• SUPPLIED RECORDS:
>>

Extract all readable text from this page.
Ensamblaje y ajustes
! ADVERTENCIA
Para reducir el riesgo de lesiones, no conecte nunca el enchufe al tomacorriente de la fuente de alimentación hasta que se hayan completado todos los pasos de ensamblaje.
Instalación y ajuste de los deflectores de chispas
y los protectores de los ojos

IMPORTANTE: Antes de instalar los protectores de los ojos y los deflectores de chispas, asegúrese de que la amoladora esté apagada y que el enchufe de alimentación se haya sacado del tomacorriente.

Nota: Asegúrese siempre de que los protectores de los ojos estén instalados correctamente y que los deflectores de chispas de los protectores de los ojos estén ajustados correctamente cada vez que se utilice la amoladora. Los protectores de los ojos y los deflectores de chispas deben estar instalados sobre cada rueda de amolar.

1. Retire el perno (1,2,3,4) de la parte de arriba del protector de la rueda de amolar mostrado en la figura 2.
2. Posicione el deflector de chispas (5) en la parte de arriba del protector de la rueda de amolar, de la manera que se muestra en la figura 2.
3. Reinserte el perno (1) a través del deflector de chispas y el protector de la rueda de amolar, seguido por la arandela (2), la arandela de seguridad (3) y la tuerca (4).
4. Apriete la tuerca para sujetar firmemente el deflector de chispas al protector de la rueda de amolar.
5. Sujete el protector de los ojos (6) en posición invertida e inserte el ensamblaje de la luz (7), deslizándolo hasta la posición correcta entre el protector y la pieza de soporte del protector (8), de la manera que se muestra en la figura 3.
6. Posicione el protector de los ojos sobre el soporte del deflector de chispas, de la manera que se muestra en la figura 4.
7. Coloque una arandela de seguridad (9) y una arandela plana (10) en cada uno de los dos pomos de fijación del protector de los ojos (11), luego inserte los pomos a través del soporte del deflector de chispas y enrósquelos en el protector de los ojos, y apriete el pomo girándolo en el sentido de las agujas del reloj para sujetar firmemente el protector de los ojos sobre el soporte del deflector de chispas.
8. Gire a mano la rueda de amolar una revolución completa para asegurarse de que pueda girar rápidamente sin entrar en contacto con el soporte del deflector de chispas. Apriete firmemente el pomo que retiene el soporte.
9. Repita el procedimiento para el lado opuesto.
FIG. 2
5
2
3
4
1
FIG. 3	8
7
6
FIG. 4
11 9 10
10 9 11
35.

<<

• EXERCISE BRIEF:
Pull every line containing "seguridad" out of the data above.

• RESULT FOR THIS EXERCISE:
3. Reinserte el perno (1) a través del deflector de chispas y el protector de la rueda de amolar, seguido por la arandela (2), la arandela de seguridad (3) y la tuerca (4).
7. Coloque una arandela de seguridad (9) y una arandela plana (10) en cada uno de los dos pomos de fijación del protector de los ojos (11), luego inserte los pomos a través del soporte del deflector de chispas y enrósquelos en el protector de los ojos, y apriete el pomo girándolo en el sentido de las agujas del reloj para sujetar firmemente el protector de los ojos sobre el soporte del deflector de chispas.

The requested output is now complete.